#### Task data:

+ + +

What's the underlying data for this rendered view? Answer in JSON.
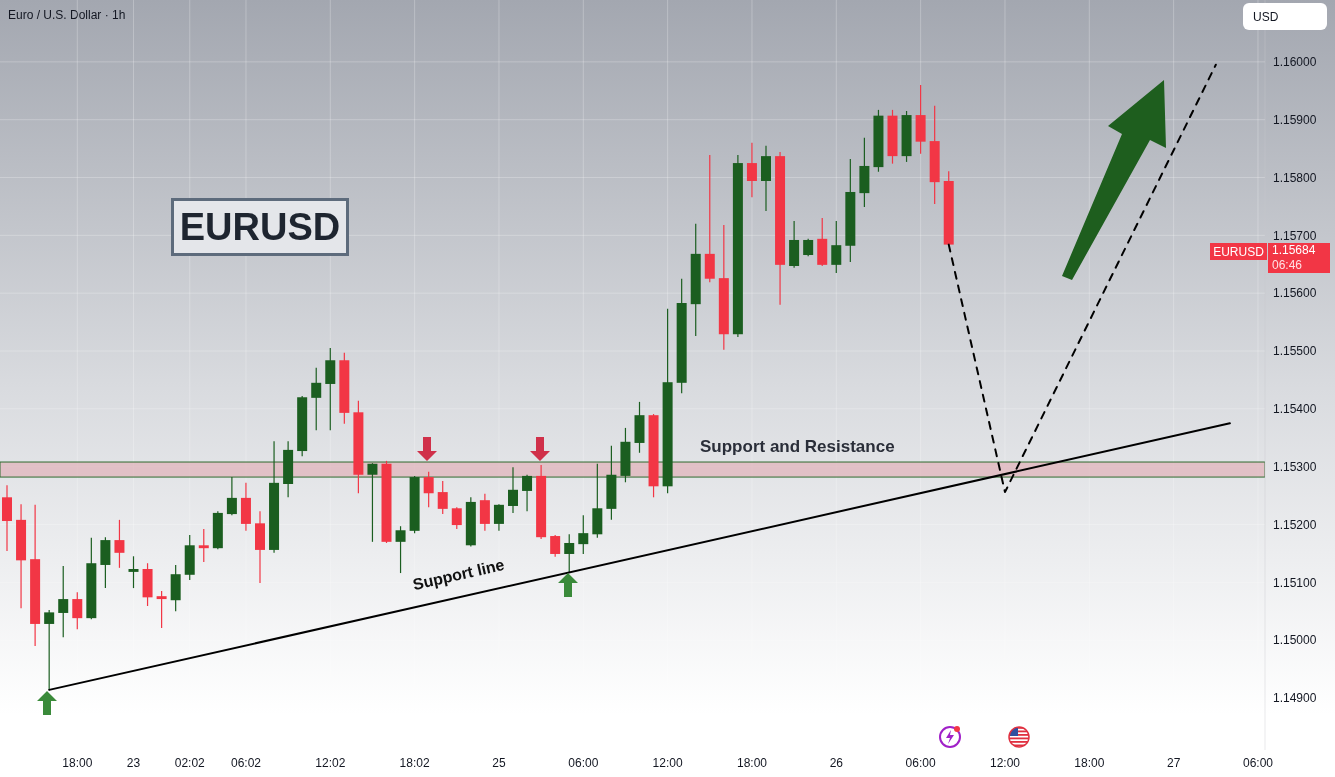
{
  "chart_data": {
    "type": "candlestick",
    "title": "Euro / U.S. Dollar · 1h",
    "categories": [
      null,
      null,
      null,
      null,
      null,
      "18:00",
      null,
      null,
      null,
      "23",
      null,
      null,
      null,
      "02:02",
      null,
      null,
      null,
      "06:02",
      null,
      null,
      null,
      null,
      null,
      "12:02",
      null,
      null,
      null,
      null,
      null,
      "18:02",
      null,
      null,
      null,
      null,
      null,
      "25",
      null,
      null,
      null,
      null,
      null,
      "06:00",
      null,
      null,
      null,
      null,
      null,
      "12:00",
      null,
      null,
      null,
      null,
      null,
      "18:00",
      null,
      null,
      null,
      null,
      null,
      "26",
      null,
      null,
      null,
      null,
      null,
      "06:00",
      null,
      null,
      null,
      null,
      null,
      "12:00",
      null,
      null,
      null,
      null,
      null,
      "18:00",
      null,
      null,
      null,
      null,
      null,
      "27",
      null,
      null,
      null,
      null,
      null,
      "06:00"
    ],
    "ohlc": [
      [
        1.15247,
        1.15268,
        1.15154,
        1.15206
      ],
      [
        1.15208,
        1.15235,
        1.15055,
        1.15138
      ],
      [
        1.1514,
        1.15234,
        1.1499,
        1.15028
      ],
      [
        1.15028,
        1.15052,
        1.14914,
        1.15048
      ],
      [
        1.15047,
        1.15128,
        1.15005,
        1.15071
      ],
      [
        1.15071,
        1.15083,
        1.15019,
        1.15038
      ],
      [
        1.15038,
        1.15177,
        1.15036,
        1.15133
      ],
      [
        1.1513,
        1.15178,
        1.1509,
        1.15173
      ],
      [
        1.15173,
        1.15208,
        1.15125,
        1.15151
      ],
      [
        1.15118,
        1.15145,
        1.1509,
        1.15123
      ],
      [
        1.15123,
        1.15133,
        1.15059,
        1.15074
      ],
      [
        1.15076,
        1.15085,
        1.15021,
        1.15071
      ],
      [
        1.15069,
        1.1513,
        1.1505,
        1.15114
      ],
      [
        1.15113,
        1.15182,
        1.15104,
        1.15164
      ],
      [
        1.15164,
        1.15192,
        1.15135,
        1.15159
      ],
      [
        1.15159,
        1.15223,
        1.15157,
        1.1522
      ],
      [
        1.15218,
        1.15282,
        1.15216,
        1.15246
      ],
      [
        1.15246,
        1.15272,
        1.15189,
        1.15201
      ],
      [
        1.15202,
        1.15223,
        1.15099,
        1.15156
      ],
      [
        1.15156,
        1.15344,
        1.15151,
        1.15272
      ],
      [
        1.1527,
        1.15344,
        1.15247,
        1.15329
      ],
      [
        1.15327,
        1.15422,
        1.15318,
        1.1542
      ],
      [
        1.15419,
        1.15471,
        1.15363,
        1.15445
      ],
      [
        1.15443,
        1.15505,
        1.15363,
        1.15484
      ],
      [
        1.15484,
        1.15497,
        1.15374,
        1.15393
      ],
      [
        1.15394,
        1.15414,
        1.15254,
        1.15286
      ],
      [
        1.15286,
        1.15306,
        1.1517,
        1.15305
      ],
      [
        1.15305,
        1.1531,
        1.15168,
        1.1517
      ],
      [
        1.1517,
        1.15197,
        1.15116,
        1.1519
      ],
      [
        1.15189,
        1.15284,
        1.15185,
        1.15282
      ],
      [
        1.15282,
        1.15291,
        1.1523,
        1.15254
      ],
      [
        1.15256,
        1.15275,
        1.15218,
        1.15227
      ],
      [
        1.15228,
        1.1523,
        1.15192,
        1.15199
      ],
      [
        1.15164,
        1.15247,
        1.15162,
        1.15239
      ],
      [
        1.15242,
        1.15253,
        1.15189,
        1.15201
      ],
      [
        1.15201,
        1.15235,
        1.15189,
        1.15234
      ],
      [
        1.15232,
        1.15299,
        1.1522,
        1.1526
      ],
      [
        1.15258,
        1.15286,
        1.15223,
        1.15284
      ],
      [
        1.15284,
        1.15303,
        1.15175,
        1.15178
      ],
      [
        1.1518,
        1.15182,
        1.15144,
        1.15149
      ],
      [
        1.15149,
        1.15183,
        1.15116,
        1.15168
      ],
      [
        1.15166,
        1.15216,
        1.15149,
        1.15185
      ],
      [
        1.15183,
        1.15305,
        1.15177,
        1.15228
      ],
      [
        1.15227,
        1.15336,
        1.15208,
        1.15286
      ],
      [
        1.15284,
        1.15367,
        1.15273,
        1.15343
      ],
      [
        1.15341,
        1.15412,
        1.15324,
        1.15389
      ],
      [
        1.15389,
        1.15391,
        1.15247,
        1.15266
      ],
      [
        1.15266,
        1.15573,
        1.15254,
        1.15446
      ],
      [
        1.15445,
        1.15625,
        1.15427,
        1.15583
      ],
      [
        1.15581,
        1.1572,
        1.15526,
        1.15668
      ],
      [
        1.15668,
        1.15839,
        1.15619,
        1.15625
      ],
      [
        1.15626,
        1.15718,
        1.15502,
        1.15529
      ],
      [
        1.15529,
        1.15839,
        1.15524,
        1.15825
      ],
      [
        1.15825,
        1.1586,
        1.15766,
        1.15794
      ],
      [
        1.15794,
        1.15855,
        1.15742,
        1.15837
      ],
      [
        1.15837,
        1.15844,
        1.1558,
        1.15649
      ],
      [
        1.15647,
        1.15725,
        1.15644,
        1.15692
      ],
      [
        1.15666,
        1.15694,
        1.15664,
        1.15692
      ],
      [
        1.15694,
        1.1573,
        1.15647,
        1.15649
      ],
      [
        1.15649,
        1.15725,
        1.15635,
        1.15683
      ],
      [
        1.15682,
        1.15832,
        1.15654,
        1.15775
      ],
      [
        1.15773,
        1.15869,
        1.15749,
        1.1582
      ],
      [
        1.15818,
        1.15917,
        1.1581,
        1.15907
      ],
      [
        1.15907,
        1.15917,
        1.15824,
        1.15837
      ],
      [
        1.15837,
        1.15915,
        1.15827,
        1.15908
      ],
      [
        1.15908,
        1.1596,
        1.15841,
        1.15862
      ],
      [
        1.15863,
        1.15924,
        1.15754,
        1.15792
      ],
      [
        1.15794,
        1.15811,
        1.15684,
        1.15684
      ],
      null,
      null,
      null,
      null,
      null,
      null,
      null,
      null,
      null,
      null,
      null,
      null,
      null,
      null,
      null,
      null,
      null,
      null,
      null,
      null,
      null,
      null
    ],
    "colors": [
      "#f23645",
      "#f23645",
      "#f23645",
      "#1b5e20",
      "#1b5e20",
      "#f23645",
      "#1b5e20",
      "#1b5e20",
      "#f23645",
      "#1b5e20",
      "#f23645",
      "#f23645",
      "#1b5e20",
      "#1b5e20",
      "#f23645",
      "#1b5e20",
      "#1b5e20",
      "#f23645",
      "#f23645",
      "#1b5e20",
      "#1b5e20",
      "#1b5e20",
      "#1b5e20",
      "#1b5e20",
      "#f23645",
      "#f23645",
      "#1b5e20",
      "#f23645",
      "#1b5e20",
      "#1b5e20",
      "#f23645",
      "#f23645",
      "#f23645",
      "#1b5e20",
      "#f23645",
      "#1b5e20",
      "#1b5e20",
      "#1b5e20",
      "#f23645",
      "#f23645",
      "#1b5e20",
      "#1b5e20",
      "#1b5e20",
      "#1b5e20",
      "#1b5e20",
      "#1b5e20",
      "#f23645",
      "#1b5e20",
      "#1b5e20",
      "#1b5e20",
      "#f23645",
      "#f23645",
      "#1b5e20",
      "#f23645",
      "#1b5e20",
      "#f23645",
      "#1b5e20",
      "#1b5e20",
      "#f23645",
      "#1b5e20",
      "#1b5e20",
      "#1b5e20",
      "#1b5e20",
      "#f23645",
      "#1b5e20",
      "#f23645",
      "#f23645",
      "#f23645",
      null,
      null,
      null,
      null,
      null,
      null,
      null,
      null,
      null,
      null,
      null,
      null,
      null,
      null,
      null,
      null,
      null,
      null,
      null,
      null,
      null,
      null
    ],
    "series": [
      {
        "type": "line",
        "color": "#000000",
        "line_style": "solid",
        "values": [
          null,
          null,
          null,
          1.14914,
          null,
          null,
          null,
          null,
          null,
          null,
          null,
          null,
          null,
          null,
          null,
          null,
          null,
          null,
          null,
          null,
          null,
          null,
          null,
          null,
          null,
          null,
          null,
          null,
          null,
          null,
          null,
          null,
          null,
          null,
          null,
          null,
          null,
          null,
          null,
          null,
          null,
          null,
          null,
          null,
          null,
          null,
          null,
          null,
          null,
          null,
          null,
          null,
          null,
          null,
          null,
          null,
          null,
          null,
          null,
          null,
          null,
          null,
          null,
          null,
          null,
          null,
          null,
          null,
          null,
          null,
          null,
          null,
          null,
          null,
          null,
          null,
          null,
          null,
          null,
          null,
          null,
          null,
          null,
          null,
          null,
          null,
          null,
          1.15375,
          null,
          null
        ]
      },
      {
        "type": "line",
        "color": "#000000",
        "line_style": "dashed",
        "values": [
          null,
          null,
          null,
          null,
          null,
          null,
          null,
          null,
          null,
          null,
          null,
          null,
          null,
          null,
          null,
          null,
          null,
          null,
          null,
          null,
          null,
          null,
          null,
          null,
          null,
          null,
          null,
          null,
          null,
          null,
          null,
          null,
          null,
          null,
          null,
          null,
          null,
          null,
          null,
          null,
          null,
          null,
          null,
          null,
          null,
          null,
          null,
          null,
          null,
          null,
          null,
          null,
          null,
          null,
          null,
          null,
          null,
          null,
          null,
          null,
          null,
          null,
          null,
          null,
          null,
          null,
          null,
          1.15684,
          null,
          null,
          null,
          1.15256,
          null,
          null,
          null,
          null,
          null,
          null,
          null,
          null,
          null,
          null,
          null,
          null,
          null,
          null,
          1.15995,
          null,
          null,
          null
        ]
      }
    ],
    "ylim": [
      1.1481,
      1.16107
    ],
    "yticks": [
      {
        "value": 1.149,
        "label": "1.14900"
      },
      {
        "value": 1.15,
        "label": "1.15000"
      },
      {
        "value": 1.151,
        "label": "1.15100"
      },
      {
        "value": 1.152,
        "label": "1.15200"
      },
      {
        "value": 1.153,
        "label": "1.15300"
      },
      {
        "value": 1.154,
        "label": "1.15400"
      },
      {
        "value": 1.155,
        "label": "1.15500"
      },
      {
        "value": 1.156,
        "label": "1.15600"
      },
      {
        "value": 1.157,
        "label": "1.15700"
      },
      {
        "value": 1.158,
        "label": "1.15800"
      },
      {
        "value": 1.159,
        "label": "1.15900"
      },
      {
        "value": 1.16,
        "label": "1.16000"
      }
    ],
    "bands": [
      {
        "axis": "y",
        "from": 1.15282,
        "to": 1.15308,
        "label": "Support and Resistance",
        "color": "#e0b4bb"
      }
    ],
    "annotations": [
      "EURUSD",
      "Support line",
      "EURUSD",
      "1.15684",
      "06:46",
      "USD"
    ],
    "grid": true
  }
}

+ + +

#### Stated problem:
Look over the material above and show each line where "Support" appears.

#### The answer:
        "label": "Support and Resistance",
      "Support line",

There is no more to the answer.